Exercise requirements:
Without including any pictures, copy each entry below exactly.

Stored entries
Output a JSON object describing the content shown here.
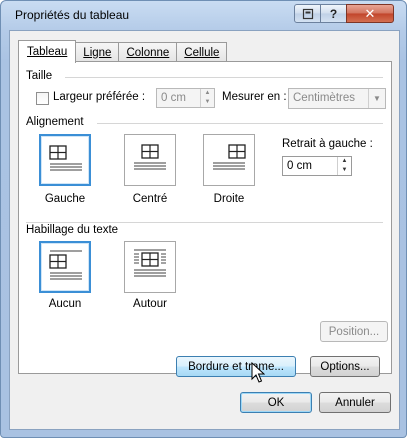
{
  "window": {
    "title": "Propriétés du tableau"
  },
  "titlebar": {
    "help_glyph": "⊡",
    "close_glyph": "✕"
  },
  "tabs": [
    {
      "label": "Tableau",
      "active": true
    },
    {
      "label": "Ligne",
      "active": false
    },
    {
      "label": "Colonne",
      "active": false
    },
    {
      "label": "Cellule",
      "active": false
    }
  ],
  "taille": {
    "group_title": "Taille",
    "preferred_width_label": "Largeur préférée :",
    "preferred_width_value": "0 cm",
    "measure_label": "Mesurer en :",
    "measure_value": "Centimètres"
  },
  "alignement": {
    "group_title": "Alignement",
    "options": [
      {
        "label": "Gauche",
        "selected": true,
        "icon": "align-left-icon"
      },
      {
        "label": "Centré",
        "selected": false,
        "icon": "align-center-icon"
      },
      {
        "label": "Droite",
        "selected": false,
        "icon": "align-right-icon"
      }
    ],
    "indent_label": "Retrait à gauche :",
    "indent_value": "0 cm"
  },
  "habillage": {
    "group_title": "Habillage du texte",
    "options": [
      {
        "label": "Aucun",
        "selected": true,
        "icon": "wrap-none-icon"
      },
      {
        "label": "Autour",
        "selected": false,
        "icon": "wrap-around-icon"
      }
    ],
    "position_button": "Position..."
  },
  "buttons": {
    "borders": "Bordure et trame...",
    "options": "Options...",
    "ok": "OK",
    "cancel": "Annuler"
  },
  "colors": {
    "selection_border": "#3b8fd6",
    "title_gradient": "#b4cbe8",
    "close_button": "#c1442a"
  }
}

Exercise result:
Output a JSON object describing the content shown here.
{
  "window": {
    "title": "Propriétés du tableau"
  },
  "titlebar": {
    "help_glyph": "⊡",
    "close_glyph": "✕"
  },
  "tabs": [
    {
      "label": "Tableau",
      "active": true
    },
    {
      "label": "Ligne",
      "active": false
    },
    {
      "label": "Colonne",
      "active": false
    },
    {
      "label": "Cellule",
      "active": false
    }
  ],
  "taille": {
    "group_title": "Taille",
    "preferred_width_label": "Largeur préférée :",
    "preferred_width_value": "0 cm",
    "measure_label": "Mesurer en :",
    "measure_value": "Centimètres"
  },
  "alignement": {
    "group_title": "Alignement",
    "options": [
      {
        "label": "Gauche",
        "selected": true,
        "icon": "align-left-icon"
      },
      {
        "label": "Centré",
        "selected": false,
        "icon": "align-center-icon"
      },
      {
        "label": "Droite",
        "selected": false,
        "icon": "align-right-icon"
      }
    ],
    "indent_label": "Retrait à gauche :",
    "indent_value": "0 cm"
  },
  "habillage": {
    "group_title": "Habillage du texte",
    "options": [
      {
        "label": "Aucun",
        "selected": true,
        "icon": "wrap-none-icon"
      },
      {
        "label": "Autour",
        "selected": false,
        "icon": "wrap-around-icon"
      }
    ],
    "position_button": "Position..."
  },
  "buttons": {
    "borders": "Bordure et trame...",
    "options": "Options...",
    "ok": "OK",
    "cancel": "Annuler"
  },
  "colors": {
    "selection_border": "#3b8fd6",
    "title_gradient": "#b4cbe8",
    "close_button": "#c1442a"
  }
}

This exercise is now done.